-- START --

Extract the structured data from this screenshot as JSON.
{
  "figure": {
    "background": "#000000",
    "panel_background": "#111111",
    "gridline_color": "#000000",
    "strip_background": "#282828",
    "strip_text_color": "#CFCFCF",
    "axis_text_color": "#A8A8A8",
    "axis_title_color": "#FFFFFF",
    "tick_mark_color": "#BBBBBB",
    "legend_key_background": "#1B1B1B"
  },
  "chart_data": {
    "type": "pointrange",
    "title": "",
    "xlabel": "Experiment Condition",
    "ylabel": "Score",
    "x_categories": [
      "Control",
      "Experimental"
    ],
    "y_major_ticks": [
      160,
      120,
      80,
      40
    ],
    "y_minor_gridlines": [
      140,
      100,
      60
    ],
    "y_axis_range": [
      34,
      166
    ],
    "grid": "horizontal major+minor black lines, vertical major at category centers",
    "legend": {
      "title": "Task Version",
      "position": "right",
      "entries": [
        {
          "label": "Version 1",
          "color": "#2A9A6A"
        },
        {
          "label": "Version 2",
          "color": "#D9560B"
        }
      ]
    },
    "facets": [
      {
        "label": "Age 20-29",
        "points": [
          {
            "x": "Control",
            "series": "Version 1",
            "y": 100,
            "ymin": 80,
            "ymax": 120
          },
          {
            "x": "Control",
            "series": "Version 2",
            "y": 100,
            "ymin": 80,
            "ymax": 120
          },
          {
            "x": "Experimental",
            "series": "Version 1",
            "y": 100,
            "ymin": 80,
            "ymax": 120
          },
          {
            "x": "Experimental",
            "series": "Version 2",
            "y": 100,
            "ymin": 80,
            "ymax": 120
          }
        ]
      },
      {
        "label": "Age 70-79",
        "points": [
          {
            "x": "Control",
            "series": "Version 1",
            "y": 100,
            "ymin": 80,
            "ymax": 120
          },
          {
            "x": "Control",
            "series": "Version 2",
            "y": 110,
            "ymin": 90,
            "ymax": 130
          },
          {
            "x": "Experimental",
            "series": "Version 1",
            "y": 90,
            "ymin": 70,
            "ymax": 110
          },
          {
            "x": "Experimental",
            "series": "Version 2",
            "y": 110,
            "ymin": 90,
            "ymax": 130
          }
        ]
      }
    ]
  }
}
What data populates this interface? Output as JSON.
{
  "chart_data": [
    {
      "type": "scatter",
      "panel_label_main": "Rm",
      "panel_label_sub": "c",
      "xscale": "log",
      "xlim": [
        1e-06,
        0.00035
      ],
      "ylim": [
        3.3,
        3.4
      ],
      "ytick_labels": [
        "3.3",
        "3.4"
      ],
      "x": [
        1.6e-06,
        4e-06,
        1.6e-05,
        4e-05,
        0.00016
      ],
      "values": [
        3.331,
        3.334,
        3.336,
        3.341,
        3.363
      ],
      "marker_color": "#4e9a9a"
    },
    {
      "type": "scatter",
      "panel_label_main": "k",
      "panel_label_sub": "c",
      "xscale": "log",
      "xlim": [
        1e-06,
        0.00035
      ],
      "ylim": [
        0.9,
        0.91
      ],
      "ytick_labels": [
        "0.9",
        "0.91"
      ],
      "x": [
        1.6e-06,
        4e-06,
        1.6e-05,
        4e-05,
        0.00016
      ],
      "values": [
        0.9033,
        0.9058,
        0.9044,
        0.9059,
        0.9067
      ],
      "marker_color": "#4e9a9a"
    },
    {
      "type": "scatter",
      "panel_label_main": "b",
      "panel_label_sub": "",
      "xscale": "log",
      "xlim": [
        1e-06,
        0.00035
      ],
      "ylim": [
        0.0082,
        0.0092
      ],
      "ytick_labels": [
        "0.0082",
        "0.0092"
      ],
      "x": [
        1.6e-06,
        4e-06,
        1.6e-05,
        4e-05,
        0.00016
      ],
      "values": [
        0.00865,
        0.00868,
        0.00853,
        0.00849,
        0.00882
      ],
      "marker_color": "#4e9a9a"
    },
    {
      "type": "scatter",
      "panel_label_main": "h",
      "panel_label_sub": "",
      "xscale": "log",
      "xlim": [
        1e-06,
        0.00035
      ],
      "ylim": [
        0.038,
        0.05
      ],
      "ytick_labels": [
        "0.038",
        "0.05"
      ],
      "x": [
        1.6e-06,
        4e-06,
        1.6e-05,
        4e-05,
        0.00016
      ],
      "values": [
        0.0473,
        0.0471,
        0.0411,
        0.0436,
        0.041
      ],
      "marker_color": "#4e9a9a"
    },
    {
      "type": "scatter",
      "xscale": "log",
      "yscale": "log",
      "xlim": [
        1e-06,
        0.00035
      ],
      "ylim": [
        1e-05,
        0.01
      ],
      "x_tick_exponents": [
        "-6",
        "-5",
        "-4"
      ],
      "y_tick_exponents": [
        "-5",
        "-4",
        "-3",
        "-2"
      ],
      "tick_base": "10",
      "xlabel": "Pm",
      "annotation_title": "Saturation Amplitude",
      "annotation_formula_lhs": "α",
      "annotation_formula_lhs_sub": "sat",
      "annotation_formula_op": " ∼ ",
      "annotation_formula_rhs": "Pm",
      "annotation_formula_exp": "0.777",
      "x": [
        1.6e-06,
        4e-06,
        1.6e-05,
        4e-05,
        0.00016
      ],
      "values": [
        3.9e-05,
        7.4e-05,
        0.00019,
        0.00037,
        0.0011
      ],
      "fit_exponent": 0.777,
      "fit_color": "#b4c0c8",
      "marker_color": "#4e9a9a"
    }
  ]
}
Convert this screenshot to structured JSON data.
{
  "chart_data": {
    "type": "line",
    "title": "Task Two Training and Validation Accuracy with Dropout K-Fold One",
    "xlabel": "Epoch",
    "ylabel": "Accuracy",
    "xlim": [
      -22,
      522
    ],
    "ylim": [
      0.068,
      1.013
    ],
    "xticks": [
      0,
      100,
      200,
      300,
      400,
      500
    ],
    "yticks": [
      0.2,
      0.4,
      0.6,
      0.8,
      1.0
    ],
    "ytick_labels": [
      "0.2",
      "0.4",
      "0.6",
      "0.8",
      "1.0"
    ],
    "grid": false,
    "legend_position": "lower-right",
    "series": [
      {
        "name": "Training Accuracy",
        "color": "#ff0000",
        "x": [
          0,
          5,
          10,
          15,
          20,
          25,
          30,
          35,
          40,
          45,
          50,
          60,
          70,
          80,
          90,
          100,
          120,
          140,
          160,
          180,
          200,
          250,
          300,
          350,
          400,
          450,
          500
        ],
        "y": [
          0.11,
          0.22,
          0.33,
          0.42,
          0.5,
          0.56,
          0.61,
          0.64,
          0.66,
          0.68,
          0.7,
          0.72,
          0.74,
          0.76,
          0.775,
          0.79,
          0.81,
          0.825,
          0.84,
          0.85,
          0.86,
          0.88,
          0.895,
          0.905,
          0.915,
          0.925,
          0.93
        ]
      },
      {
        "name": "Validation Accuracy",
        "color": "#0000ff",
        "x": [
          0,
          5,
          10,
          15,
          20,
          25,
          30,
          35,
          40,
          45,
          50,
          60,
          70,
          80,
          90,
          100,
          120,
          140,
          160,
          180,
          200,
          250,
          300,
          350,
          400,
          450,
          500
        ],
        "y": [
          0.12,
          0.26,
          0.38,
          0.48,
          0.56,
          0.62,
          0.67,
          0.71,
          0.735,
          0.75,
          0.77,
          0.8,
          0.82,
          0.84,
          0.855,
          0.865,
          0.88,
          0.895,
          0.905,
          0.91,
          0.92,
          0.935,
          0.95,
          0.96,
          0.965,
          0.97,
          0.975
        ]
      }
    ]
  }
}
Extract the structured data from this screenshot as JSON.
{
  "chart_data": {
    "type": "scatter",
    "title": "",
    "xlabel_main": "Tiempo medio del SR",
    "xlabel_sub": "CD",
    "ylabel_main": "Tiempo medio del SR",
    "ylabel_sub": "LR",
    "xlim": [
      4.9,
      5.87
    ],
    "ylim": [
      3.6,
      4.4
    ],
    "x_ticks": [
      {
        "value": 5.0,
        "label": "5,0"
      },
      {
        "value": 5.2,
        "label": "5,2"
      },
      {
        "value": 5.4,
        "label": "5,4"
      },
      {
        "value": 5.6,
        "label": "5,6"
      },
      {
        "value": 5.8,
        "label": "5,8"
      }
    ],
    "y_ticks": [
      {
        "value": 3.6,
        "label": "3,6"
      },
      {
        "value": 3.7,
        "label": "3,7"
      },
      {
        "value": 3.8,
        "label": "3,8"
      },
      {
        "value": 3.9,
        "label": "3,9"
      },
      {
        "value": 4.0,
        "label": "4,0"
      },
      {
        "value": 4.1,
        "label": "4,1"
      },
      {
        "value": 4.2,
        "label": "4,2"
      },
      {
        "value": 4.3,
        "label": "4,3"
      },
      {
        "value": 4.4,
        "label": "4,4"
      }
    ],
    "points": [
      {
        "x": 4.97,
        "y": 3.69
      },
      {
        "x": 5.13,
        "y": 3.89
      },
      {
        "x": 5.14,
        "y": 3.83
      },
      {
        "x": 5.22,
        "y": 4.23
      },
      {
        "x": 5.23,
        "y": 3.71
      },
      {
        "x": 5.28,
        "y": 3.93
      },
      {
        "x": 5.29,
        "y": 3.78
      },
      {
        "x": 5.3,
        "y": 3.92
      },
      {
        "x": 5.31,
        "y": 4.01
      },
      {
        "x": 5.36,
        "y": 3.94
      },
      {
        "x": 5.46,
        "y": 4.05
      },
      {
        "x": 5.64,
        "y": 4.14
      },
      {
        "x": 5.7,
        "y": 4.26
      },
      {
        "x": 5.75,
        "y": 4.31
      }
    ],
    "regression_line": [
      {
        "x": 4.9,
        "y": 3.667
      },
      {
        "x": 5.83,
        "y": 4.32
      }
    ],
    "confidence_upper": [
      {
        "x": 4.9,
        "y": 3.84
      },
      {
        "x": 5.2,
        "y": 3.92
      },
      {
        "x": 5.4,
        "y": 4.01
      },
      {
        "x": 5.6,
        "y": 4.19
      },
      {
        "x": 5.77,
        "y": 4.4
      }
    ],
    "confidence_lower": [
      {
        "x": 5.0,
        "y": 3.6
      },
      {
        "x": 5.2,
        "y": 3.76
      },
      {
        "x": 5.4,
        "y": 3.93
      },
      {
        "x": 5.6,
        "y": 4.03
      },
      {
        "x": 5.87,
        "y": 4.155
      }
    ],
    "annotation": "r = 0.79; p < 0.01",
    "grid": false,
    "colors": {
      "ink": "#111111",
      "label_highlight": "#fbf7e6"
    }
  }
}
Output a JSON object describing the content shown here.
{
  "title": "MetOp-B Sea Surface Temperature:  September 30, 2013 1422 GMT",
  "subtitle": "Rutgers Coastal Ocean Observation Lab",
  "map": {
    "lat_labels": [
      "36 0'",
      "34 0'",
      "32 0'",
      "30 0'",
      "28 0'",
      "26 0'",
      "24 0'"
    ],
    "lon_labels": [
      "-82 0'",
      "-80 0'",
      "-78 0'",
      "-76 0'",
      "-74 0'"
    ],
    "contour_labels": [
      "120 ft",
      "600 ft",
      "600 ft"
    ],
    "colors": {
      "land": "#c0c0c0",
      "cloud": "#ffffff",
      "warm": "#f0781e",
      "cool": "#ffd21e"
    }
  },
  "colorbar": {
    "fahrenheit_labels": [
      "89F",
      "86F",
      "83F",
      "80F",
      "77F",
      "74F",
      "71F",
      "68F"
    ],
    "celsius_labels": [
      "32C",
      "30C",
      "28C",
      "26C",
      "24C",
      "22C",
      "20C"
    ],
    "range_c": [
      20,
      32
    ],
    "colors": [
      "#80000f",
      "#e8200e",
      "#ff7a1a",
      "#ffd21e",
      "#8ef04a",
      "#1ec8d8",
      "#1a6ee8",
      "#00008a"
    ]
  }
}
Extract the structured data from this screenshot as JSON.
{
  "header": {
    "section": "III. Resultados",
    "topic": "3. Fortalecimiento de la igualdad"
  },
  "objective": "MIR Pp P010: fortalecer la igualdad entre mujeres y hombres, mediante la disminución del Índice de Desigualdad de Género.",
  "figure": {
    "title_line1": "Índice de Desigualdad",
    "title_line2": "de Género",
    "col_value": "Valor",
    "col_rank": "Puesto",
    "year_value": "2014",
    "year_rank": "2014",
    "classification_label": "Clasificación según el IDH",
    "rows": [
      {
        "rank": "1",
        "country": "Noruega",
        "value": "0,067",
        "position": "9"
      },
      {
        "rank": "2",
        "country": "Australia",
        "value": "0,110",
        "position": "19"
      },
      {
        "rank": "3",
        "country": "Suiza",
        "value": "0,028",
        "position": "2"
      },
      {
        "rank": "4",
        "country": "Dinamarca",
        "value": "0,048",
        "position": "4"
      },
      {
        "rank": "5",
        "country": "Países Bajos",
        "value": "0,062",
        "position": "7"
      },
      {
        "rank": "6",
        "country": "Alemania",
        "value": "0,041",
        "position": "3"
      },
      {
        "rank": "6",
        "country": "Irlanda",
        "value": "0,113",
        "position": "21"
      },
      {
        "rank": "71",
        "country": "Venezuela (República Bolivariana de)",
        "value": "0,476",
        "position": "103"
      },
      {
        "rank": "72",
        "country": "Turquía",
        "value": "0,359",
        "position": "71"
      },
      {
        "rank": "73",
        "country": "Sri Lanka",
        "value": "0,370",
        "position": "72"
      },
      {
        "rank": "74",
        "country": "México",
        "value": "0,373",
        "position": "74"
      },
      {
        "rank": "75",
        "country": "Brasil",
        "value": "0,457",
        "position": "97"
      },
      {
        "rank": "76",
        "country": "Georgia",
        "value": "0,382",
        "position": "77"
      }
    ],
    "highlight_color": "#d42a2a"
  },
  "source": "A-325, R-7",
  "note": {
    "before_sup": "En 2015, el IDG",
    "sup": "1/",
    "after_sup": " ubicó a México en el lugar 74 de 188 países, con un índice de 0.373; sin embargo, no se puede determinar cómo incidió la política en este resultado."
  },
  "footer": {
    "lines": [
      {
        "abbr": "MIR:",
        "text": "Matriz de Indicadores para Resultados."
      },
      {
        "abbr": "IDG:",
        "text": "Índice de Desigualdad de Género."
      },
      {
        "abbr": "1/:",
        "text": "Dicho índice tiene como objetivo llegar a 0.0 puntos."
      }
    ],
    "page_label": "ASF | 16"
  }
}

-- END --

Required task → Extract all lines of the records above that include "Validation".

Task answer →
    "title": "Task Two Training and Validation Accuracy with Dropout K-Fold One",
        "name": "Validation Accuracy",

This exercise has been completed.